**Work to do:** Can you output the records below exactly as they are written?
::::::::::
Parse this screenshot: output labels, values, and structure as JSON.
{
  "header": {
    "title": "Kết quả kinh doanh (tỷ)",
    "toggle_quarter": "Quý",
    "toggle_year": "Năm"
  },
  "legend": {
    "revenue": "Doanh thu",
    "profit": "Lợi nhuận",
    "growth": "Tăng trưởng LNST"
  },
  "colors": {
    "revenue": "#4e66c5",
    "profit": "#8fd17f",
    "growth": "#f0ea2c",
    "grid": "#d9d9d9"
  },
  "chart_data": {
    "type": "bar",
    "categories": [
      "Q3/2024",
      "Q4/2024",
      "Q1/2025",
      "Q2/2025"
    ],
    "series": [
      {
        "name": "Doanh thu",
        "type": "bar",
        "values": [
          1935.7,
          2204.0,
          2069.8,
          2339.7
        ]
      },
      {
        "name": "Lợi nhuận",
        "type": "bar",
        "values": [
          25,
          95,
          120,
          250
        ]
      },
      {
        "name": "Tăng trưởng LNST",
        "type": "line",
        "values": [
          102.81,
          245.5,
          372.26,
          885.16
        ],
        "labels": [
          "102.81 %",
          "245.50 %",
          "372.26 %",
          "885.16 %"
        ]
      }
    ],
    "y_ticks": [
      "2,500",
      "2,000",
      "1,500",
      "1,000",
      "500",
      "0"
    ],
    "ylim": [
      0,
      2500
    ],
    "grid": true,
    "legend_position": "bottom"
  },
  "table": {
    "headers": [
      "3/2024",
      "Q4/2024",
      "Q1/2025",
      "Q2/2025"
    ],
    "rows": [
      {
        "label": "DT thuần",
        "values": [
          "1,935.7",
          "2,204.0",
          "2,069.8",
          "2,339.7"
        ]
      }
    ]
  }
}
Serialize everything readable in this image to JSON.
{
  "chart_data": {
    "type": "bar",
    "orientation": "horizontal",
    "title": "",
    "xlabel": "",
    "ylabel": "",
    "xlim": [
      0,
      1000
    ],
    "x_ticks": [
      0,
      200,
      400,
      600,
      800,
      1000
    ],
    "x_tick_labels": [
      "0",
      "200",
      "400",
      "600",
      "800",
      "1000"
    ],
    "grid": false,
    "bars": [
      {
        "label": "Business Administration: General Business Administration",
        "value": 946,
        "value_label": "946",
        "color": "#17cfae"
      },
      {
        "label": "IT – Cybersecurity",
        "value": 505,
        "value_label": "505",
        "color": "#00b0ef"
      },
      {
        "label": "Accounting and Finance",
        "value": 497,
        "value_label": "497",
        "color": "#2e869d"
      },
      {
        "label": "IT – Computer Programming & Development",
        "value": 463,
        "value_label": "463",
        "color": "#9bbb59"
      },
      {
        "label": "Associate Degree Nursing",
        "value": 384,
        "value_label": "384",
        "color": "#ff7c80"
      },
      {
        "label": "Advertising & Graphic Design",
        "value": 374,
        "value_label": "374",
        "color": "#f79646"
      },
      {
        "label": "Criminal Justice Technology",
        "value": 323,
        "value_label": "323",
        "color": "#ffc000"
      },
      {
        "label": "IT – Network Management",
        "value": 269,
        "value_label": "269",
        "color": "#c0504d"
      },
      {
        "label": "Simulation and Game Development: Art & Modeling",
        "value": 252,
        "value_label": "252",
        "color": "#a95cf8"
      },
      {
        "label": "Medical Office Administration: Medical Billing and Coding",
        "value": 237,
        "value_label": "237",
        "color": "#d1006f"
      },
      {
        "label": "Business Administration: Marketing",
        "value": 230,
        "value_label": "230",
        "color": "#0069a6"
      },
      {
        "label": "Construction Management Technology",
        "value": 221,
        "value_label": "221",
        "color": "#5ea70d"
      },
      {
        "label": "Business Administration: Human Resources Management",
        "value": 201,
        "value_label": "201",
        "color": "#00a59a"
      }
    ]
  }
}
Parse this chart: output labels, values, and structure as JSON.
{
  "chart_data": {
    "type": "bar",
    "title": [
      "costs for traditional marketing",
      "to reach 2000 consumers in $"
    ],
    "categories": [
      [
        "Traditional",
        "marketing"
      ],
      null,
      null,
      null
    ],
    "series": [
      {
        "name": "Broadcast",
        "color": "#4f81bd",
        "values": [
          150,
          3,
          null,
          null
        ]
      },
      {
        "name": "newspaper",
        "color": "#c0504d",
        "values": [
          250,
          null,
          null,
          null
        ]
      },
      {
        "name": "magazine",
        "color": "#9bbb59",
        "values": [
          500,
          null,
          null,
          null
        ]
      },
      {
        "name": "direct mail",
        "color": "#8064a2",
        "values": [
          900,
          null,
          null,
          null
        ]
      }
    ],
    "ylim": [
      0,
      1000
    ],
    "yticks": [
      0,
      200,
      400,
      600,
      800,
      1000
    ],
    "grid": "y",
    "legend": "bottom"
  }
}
::::::::::
**The completed task:**
Parse this screenshot: output labels, values, and structure as JSON.
{
  "header": {
    "title": "Kết quả kinh doanh (tỷ)",
    "toggle_quarter": "Quý",
    "toggle_year": "Năm"
  },
  "legend": {
    "revenue": "Doanh thu",
    "profit": "Lợi nhuận",
    "growth": "Tăng trưởng LNST"
  },
  "colors": {
    "revenue": "#4e66c5",
    "profit": "#8fd17f",
    "growth": "#f0ea2c",
    "grid": "#d9d9d9"
  },
  "chart_data": {
    "type": "bar",
    "categories": [
      "Q3/2024",
      "Q4/2024",
      "Q1/2025",
      "Q2/2025"
    ],
    "series": [
      {
        "name": "Doanh thu",
        "type": "bar",
        "values": [
          1935.7,
          2204.0,
          2069.8,
          2339.7
        ]
      },
      {
        "name": "Lợi nhuận",
        "type": "bar",
        "values": [
          25,
          95,
          120,
          250
        ]
      },
      {
        "name": "Tăng trưởng LNST",
        "type": "line",
        "values": [
          102.81,
          245.5,
          372.26,
          885.16
        ],
        "labels": [
          "102.81 %",
          "245.50 %",
          "372.26 %",
          "885.16 %"
        ]
      }
    ],
    "y_ticks": [
      "2,500",
      "2,000",
      "1,500",
      "1,000",
      "500",
      "0"
    ],
    "ylim": [
      0,
      2500
    ],
    "grid": true,
    "legend_position": "bottom"
  },
  "table": {
    "headers": [
      "3/2024",
      "Q4/2024",
      "Q1/2025",
      "Q2/2025"
    ],
    "rows": [
      {
        "label": "DT thuần",
        "values": [
          "1,935.7",
          "2,204.0",
          "2,069.8",
          "2,339.7"
        ]
      }
    ]
  }
}
Serialize everything readable in this image to JSON.
{
  "chart_data": {
    "type": "bar",
    "orientation": "horizontal",
    "title": "",
    "xlabel": "",
    "ylabel": "",
    "xlim": [
      0,
      1000
    ],
    "x_ticks": [
      0,
      200,
      400,
      600,
      800,
      1000
    ],
    "x_tick_labels": [
      "0",
      "200",
      "400",
      "600",
      "800",
      "1000"
    ],
    "grid": false,
    "bars": [
      {
        "label": "Business Administration: General Business Administration",
        "value": 946,
        "value_label": "946",
        "color": "#17cfae"
      },
      {
        "label": "IT – Cybersecurity",
        "value": 505,
        "value_label": "505",
        "color": "#00b0ef"
      },
      {
        "label": "Accounting and Finance",
        "value": 497,
        "value_label": "497",
        "color": "#2e869d"
      },
      {
        "label": "IT – Computer Programming & Development",
        "value": 463,
        "value_label": "463",
        "color": "#9bbb59"
      },
      {
        "label": "Associate Degree Nursing",
        "value": 384,
        "value_label": "384",
        "color": "#ff7c80"
      },
      {
        "label": "Advertising & Graphic Design",
        "value": 374,
        "value_label": "374",
        "color": "#f79646"
      },
      {
        "label": "Criminal Justice Technology",
        "value": 323,
        "value_label": "323",
        "color": "#ffc000"
      },
      {
        "label": "IT – Network Management",
        "value": 269,
        "value_label": "269",
        "color": "#c0504d"
      },
      {
        "label": "Simulation and Game Development: Art & Modeling",
        "value": 252,
        "value_label": "252",
        "color": "#a95cf8"
      },
      {
        "label": "Medical Office Administration: Medical Billing and Coding",
        "value": 237,
        "value_label": "237",
        "color": "#d1006f"
      },
      {
        "label": "Business Administration: Marketing",
        "value": 230,
        "value_label": "230",
        "color": "#0069a6"
      },
      {
        "label": "Construction Management Technology",
        "value": 221,
        "value_label": "221",
        "color": "#5ea70d"
      },
      {
        "label": "Business Administration: Human Resources Management",
        "value": 201,
        "value_label": "201",
        "color": "#00a59a"
      }
    ]
  }
}
Parse this chart: output labels, values, and structure as JSON.
{
  "chart_data": {
    "type": "bar",
    "title": [
      "costs for traditional marketing",
      "to reach 2000 consumers in $"
    ],
    "categories": [
      [
        "Traditional",
        "marketing"
      ],
      null,
      null,
      null
    ],
    "series": [
      {
        "name": "Broadcast",
        "color": "#4f81bd",
        "values": [
          150,
          3,
          null,
          null
        ]
      },
      {
        "name": "newspaper",
        "color": "#c0504d",
        "values": [
          250,
          null,
          null,
          null
        ]
      },
      {
        "name": "magazine",
        "color": "#9bbb59",
        "values": [
          500,
          null,
          null,
          null
        ]
      },
      {
        "name": "direct mail",
        "color": "#8064a2",
        "values": [
          900,
          null,
          null,
          null
        ]
      }
    ],
    "ylim": [
      0,
      1000
    ],
    "yticks": [
      0,
      200,
      400,
      600,
      800,
      1000
    ],
    "grid": "y",
    "legend": "bottom"
  }
}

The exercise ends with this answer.